— START SUPPLIED MATERIAL —

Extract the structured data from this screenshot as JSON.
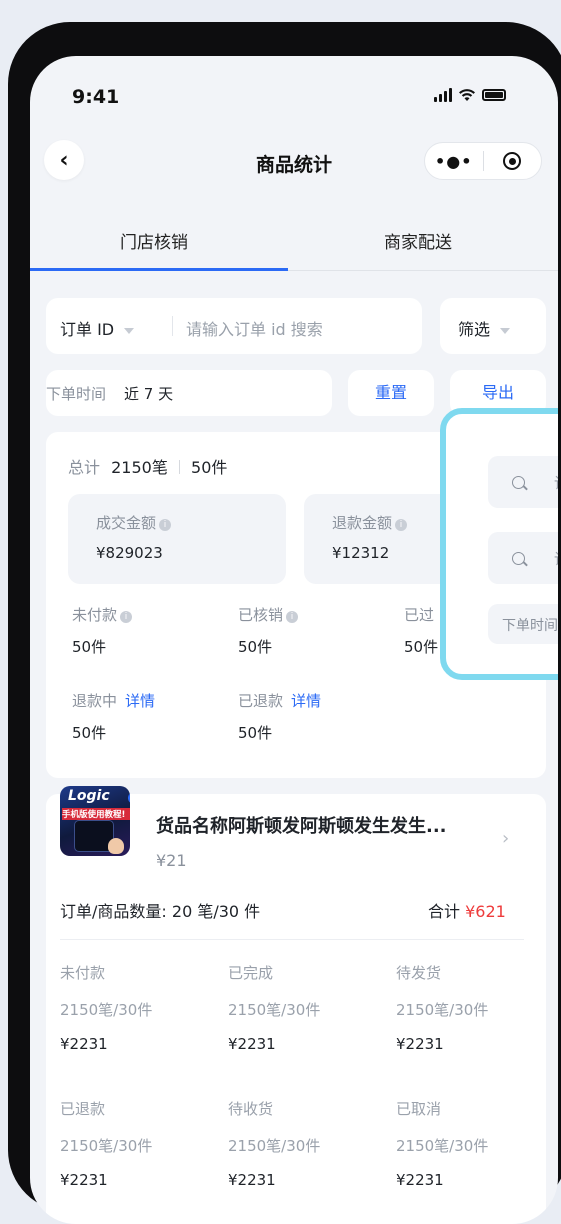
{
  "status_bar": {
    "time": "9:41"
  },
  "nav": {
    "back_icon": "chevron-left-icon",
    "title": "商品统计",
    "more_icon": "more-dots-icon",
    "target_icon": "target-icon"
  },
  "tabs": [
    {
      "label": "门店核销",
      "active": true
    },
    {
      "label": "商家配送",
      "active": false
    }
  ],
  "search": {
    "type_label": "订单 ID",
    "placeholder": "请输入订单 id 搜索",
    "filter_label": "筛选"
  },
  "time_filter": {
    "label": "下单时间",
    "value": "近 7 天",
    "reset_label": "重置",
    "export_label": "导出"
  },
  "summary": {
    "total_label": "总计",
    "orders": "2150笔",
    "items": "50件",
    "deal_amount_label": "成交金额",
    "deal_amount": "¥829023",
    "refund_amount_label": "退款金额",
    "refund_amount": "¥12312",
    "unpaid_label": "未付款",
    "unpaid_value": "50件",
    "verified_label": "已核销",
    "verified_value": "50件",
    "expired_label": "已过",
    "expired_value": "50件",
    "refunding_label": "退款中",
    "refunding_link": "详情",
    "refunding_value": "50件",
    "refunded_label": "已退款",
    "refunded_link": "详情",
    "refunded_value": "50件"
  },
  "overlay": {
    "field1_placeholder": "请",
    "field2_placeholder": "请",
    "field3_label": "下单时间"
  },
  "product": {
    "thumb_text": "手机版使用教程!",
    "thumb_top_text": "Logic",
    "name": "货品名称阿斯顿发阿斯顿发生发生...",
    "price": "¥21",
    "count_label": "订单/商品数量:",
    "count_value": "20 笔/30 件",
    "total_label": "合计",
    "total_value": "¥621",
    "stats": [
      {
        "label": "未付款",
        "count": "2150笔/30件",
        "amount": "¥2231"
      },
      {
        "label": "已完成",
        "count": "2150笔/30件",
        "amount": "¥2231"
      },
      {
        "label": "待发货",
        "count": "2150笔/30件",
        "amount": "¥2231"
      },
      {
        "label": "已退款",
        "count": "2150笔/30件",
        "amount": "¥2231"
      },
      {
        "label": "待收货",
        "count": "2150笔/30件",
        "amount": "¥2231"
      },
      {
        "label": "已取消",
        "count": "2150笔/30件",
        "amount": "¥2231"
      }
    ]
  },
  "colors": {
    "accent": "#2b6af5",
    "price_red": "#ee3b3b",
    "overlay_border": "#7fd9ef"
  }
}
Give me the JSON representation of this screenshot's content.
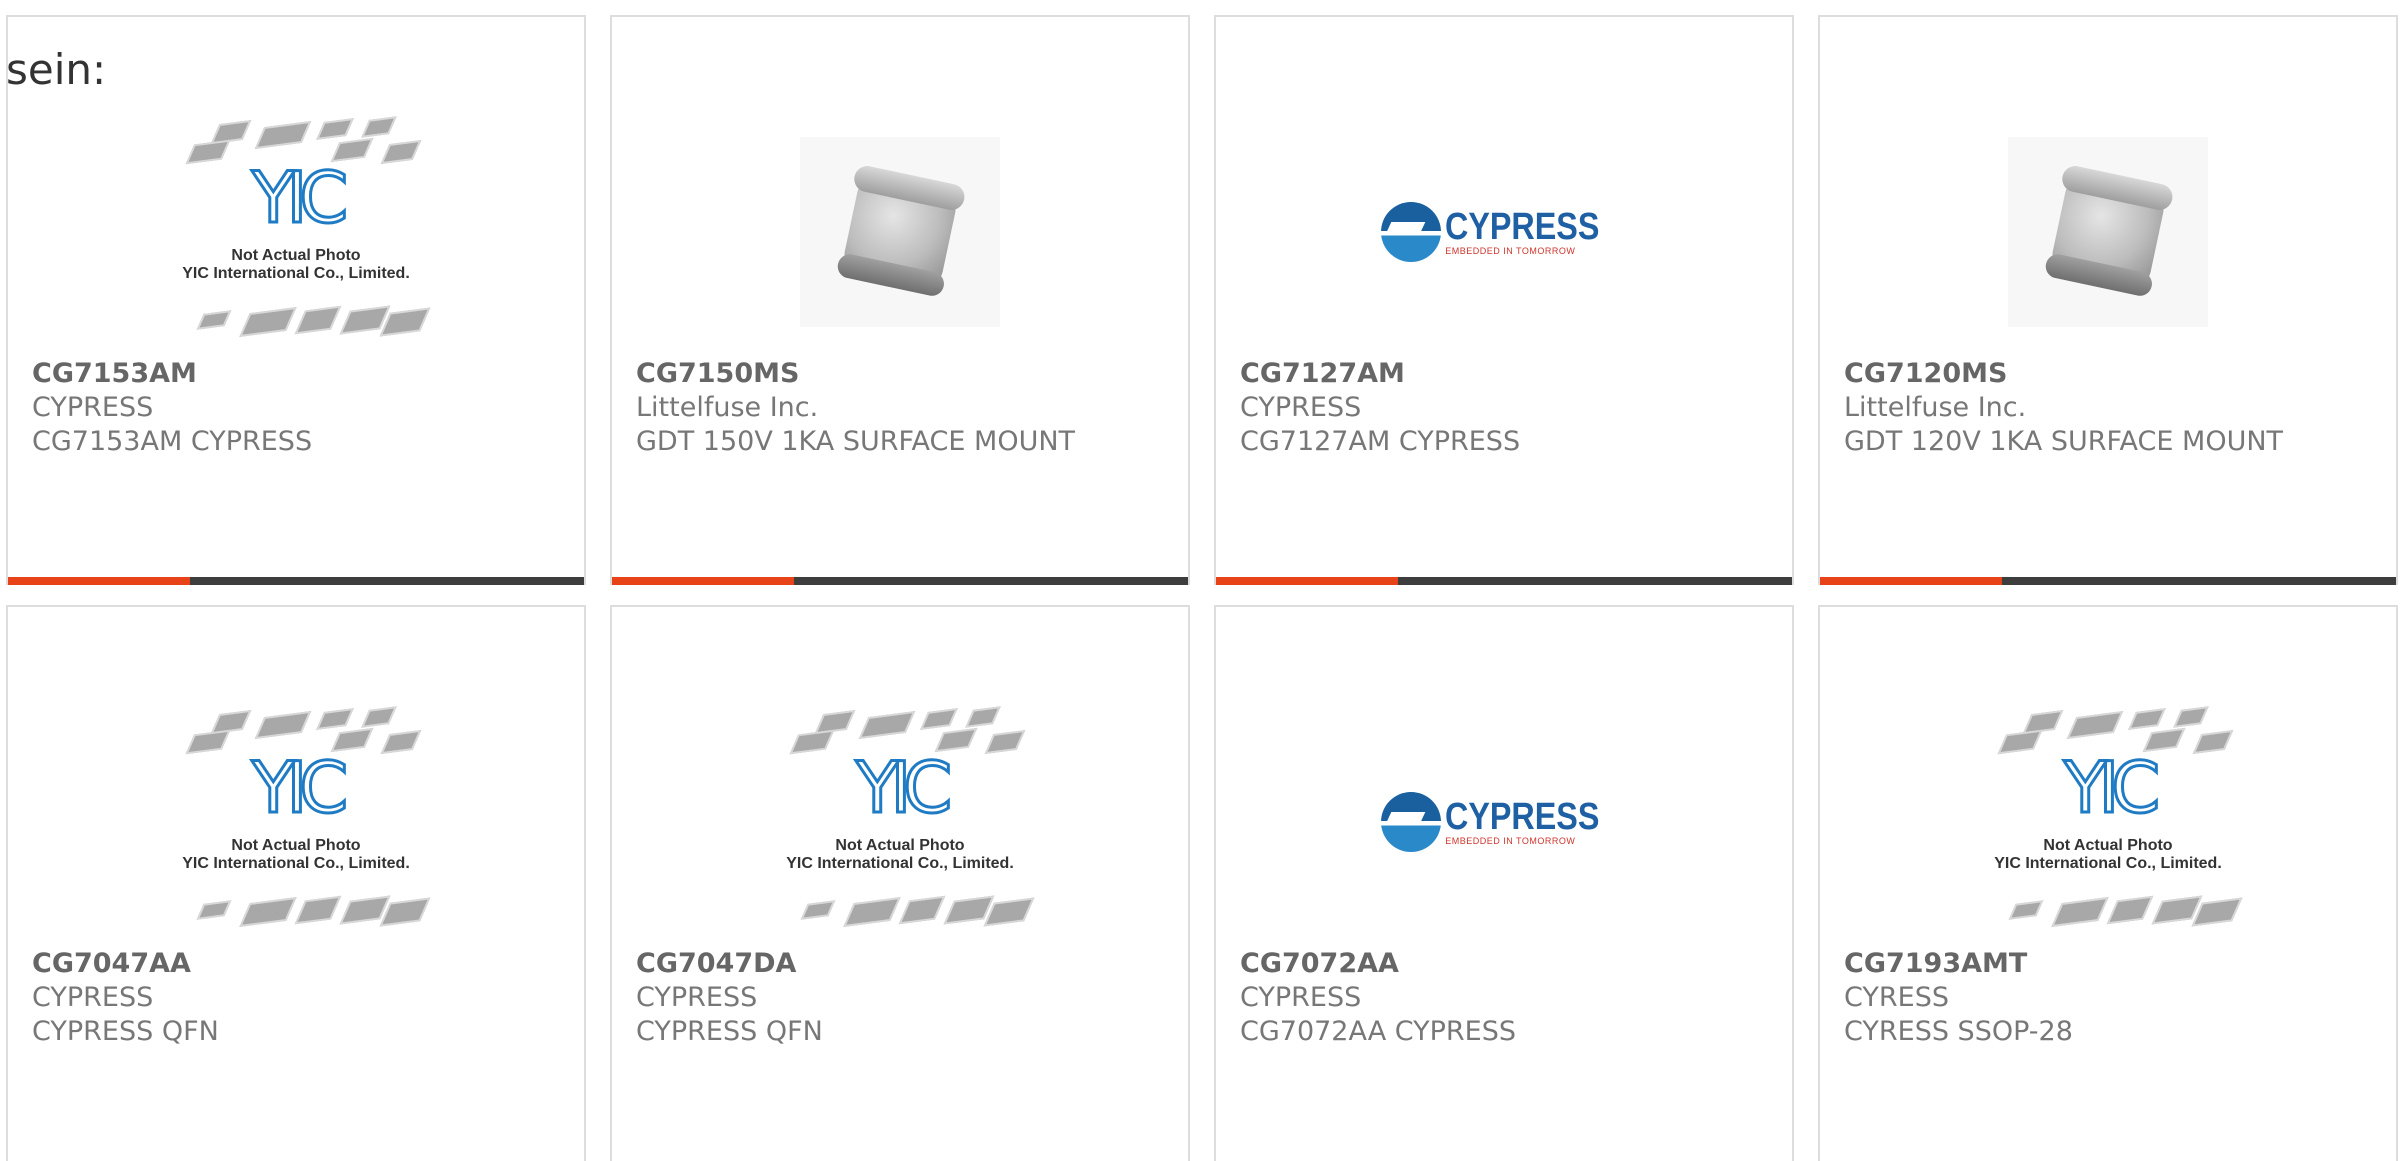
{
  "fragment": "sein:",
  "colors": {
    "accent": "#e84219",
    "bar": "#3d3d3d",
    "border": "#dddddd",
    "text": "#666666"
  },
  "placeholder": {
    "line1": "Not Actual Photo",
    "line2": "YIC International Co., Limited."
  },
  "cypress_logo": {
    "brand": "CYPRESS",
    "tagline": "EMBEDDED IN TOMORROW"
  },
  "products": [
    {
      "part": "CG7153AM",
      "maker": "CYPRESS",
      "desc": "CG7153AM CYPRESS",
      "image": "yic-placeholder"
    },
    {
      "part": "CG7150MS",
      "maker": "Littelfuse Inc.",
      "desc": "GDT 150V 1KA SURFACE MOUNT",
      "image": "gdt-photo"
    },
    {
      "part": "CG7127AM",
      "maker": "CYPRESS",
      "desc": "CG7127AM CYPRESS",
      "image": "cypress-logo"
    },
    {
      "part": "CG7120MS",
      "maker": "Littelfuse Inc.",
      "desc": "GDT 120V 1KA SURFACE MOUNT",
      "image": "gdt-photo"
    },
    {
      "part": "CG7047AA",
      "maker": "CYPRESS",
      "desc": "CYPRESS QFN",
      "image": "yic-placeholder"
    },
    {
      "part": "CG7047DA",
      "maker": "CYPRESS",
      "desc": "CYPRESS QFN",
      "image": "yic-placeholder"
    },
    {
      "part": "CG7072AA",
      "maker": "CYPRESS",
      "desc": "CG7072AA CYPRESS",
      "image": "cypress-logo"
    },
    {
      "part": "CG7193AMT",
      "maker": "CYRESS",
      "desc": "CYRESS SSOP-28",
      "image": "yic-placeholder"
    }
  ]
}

— END SUPPLIED MATERIAL —

■ **EXERCISE**:
Repeat the material above in full and exactly, omitting the pictures.

■ **RIGHT ANSWER**:
Extract the structured data from this screenshot as JSON.
{
  "status_bar": {
    "time": "9:41"
  },
  "nav": {
    "back_icon": "chevron-left-icon",
    "title": "商品统计",
    "more_icon": "more-dots-icon",
    "target_icon": "target-icon"
  },
  "tabs": [
    {
      "label": "门店核销",
      "active": true
    },
    {
      "label": "商家配送",
      "active": false
    }
  ],
  "search": {
    "type_label": "订单 ID",
    "placeholder": "请输入订单 id 搜索",
    "filter_label": "筛选"
  },
  "time_filter": {
    "label": "下单时间",
    "value": "近 7 天",
    "reset_label": "重置",
    "export_label": "导出"
  },
  "summary": {
    "total_label": "总计",
    "orders": "2150笔",
    "items": "50件",
    "deal_amount_label": "成交金额",
    "deal_amount": "¥829023",
    "refund_amount_label": "退款金额",
    "refund_amount": "¥12312",
    "unpaid_label": "未付款",
    "unpaid_value": "50件",
    "verified_label": "已核销",
    "verified_value": "50件",
    "expired_label": "已过",
    "expired_value": "50件",
    "refunding_label": "退款中",
    "refunding_link": "详情",
    "refunding_value": "50件",
    "refunded_label": "已退款",
    "refunded_link": "详情",
    "refunded_value": "50件"
  },
  "overlay": {
    "field1_placeholder": "请",
    "field2_placeholder": "请",
    "field3_label": "下单时间"
  },
  "product": {
    "thumb_text": "手机版使用教程!",
    "thumb_top_text": "Logic",
    "name": "货品名称阿斯顿发阿斯顿发生发生...",
    "price": "¥21",
    "count_label": "订单/商品数量:",
    "count_value": "20 笔/30 件",
    "total_label": "合计",
    "total_value": "¥621",
    "stats": [
      {
        "label": "未付款",
        "count": "2150笔/30件",
        "amount": "¥2231"
      },
      {
        "label": "已完成",
        "count": "2150笔/30件",
        "amount": "¥2231"
      },
      {
        "label": "待发货",
        "count": "2150笔/30件",
        "amount": "¥2231"
      },
      {
        "label": "已退款",
        "count": "2150笔/30件",
        "amount": "¥2231"
      },
      {
        "label": "待收货",
        "count": "2150笔/30件",
        "amount": "¥2231"
      },
      {
        "label": "已取消",
        "count": "2150笔/30件",
        "amount": "¥2231"
      }
    ]
  },
  "colors": {
    "accent": "#2b6af5",
    "price_red": "#ee3b3b",
    "overlay_border": "#7fd9ef"
  }
}
Give me the JSON representation of this screenshot's content.
{
  "fragment": "sein:",
  "colors": {
    "accent": "#e84219",
    "bar": "#3d3d3d",
    "border": "#dddddd",
    "text": "#666666"
  },
  "placeholder": {
    "line1": "Not Actual Photo",
    "line2": "YIC International Co., Limited."
  },
  "cypress_logo": {
    "brand": "CYPRESS",
    "tagline": "EMBEDDED IN TOMORROW"
  },
  "products": [
    {
      "part": "CG7153AM",
      "maker": "CYPRESS",
      "desc": "CG7153AM CYPRESS",
      "image": "yic-placeholder"
    },
    {
      "part": "CG7150MS",
      "maker": "Littelfuse Inc.",
      "desc": "GDT 150V 1KA SURFACE MOUNT",
      "image": "gdt-photo"
    },
    {
      "part": "CG7127AM",
      "maker": "CYPRESS",
      "desc": "CG7127AM CYPRESS",
      "image": "cypress-logo"
    },
    {
      "part": "CG7120MS",
      "maker": "Littelfuse Inc.",
      "desc": "GDT 120V 1KA SURFACE MOUNT",
      "image": "gdt-photo"
    },
    {
      "part": "CG7047AA",
      "maker": "CYPRESS",
      "desc": "CYPRESS QFN",
      "image": "yic-placeholder"
    },
    {
      "part": "CG7047DA",
      "maker": "CYPRESS",
      "desc": "CYPRESS QFN",
      "image": "yic-placeholder"
    },
    {
      "part": "CG7072AA",
      "maker": "CYPRESS",
      "desc": "CG7072AA CYPRESS",
      "image": "cypress-logo"
    },
    {
      "part": "CG7193AMT",
      "maker": "CYRESS",
      "desc": "CYRESS SSOP-28",
      "image": "yic-placeholder"
    }
  ]
}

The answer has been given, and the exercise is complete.